### EXERCISE PROMPT
Copy the data word for word, keeping every line.

### SUPPLIED RECORDS

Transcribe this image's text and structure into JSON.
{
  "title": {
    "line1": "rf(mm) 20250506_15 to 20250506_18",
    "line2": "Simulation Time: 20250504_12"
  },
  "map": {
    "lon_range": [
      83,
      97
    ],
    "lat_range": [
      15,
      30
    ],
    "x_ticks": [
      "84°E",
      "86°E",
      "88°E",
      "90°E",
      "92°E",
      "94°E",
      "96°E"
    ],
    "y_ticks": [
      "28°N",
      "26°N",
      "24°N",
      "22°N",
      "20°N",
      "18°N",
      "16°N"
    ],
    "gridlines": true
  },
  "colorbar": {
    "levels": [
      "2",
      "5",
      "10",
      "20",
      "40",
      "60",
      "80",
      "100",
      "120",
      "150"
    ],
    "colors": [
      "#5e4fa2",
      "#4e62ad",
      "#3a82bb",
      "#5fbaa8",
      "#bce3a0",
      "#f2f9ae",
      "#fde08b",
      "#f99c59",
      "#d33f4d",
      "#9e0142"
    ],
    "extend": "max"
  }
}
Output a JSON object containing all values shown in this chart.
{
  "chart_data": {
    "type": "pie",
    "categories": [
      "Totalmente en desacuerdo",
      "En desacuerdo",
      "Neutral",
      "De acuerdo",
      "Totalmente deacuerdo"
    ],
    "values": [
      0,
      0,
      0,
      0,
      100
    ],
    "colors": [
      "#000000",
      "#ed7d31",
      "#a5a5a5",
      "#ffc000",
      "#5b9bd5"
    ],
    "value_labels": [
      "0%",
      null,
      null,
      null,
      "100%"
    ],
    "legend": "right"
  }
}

### OUTPUT
Transcribe this image's text and structure into JSON.
{
  "title": {
    "line1": "rf(mm) 20250506_15 to 20250506_18",
    "line2": "Simulation Time: 20250504_12"
  },
  "map": {
    "lon_range": [
      83,
      97
    ],
    "lat_range": [
      15,
      30
    ],
    "x_ticks": [
      "84°E",
      "86°E",
      "88°E",
      "90°E",
      "92°E",
      "94°E",
      "96°E"
    ],
    "y_ticks": [
      "28°N",
      "26°N",
      "24°N",
      "22°N",
      "20°N",
      "18°N",
      "16°N"
    ],
    "gridlines": true
  },
  "colorbar": {
    "levels": [
      "2",
      "5",
      "10",
      "20",
      "40",
      "60",
      "80",
      "100",
      "120",
      "150"
    ],
    "colors": [
      "#5e4fa2",
      "#4e62ad",
      "#3a82bb",
      "#5fbaa8",
      "#bce3a0",
      "#f2f9ae",
      "#fde08b",
      "#f99c59",
      "#d33f4d",
      "#9e0142"
    ],
    "extend": "max"
  }
}
Output a JSON object containing all values shown in this chart.
{
  "chart_data": {
    "type": "pie",
    "categories": [
      "Totalmente en desacuerdo",
      "En desacuerdo",
      "Neutral",
      "De acuerdo",
      "Totalmente deacuerdo"
    ],
    "values": [
      0,
      0,
      0,
      0,
      100
    ],
    "colors": [
      "#000000",
      "#ed7d31",
      "#a5a5a5",
      "#ffc000",
      "#5b9bd5"
    ],
    "value_labels": [
      "0%",
      null,
      null,
      null,
      "100%"
    ],
    "legend": "right"
  }
}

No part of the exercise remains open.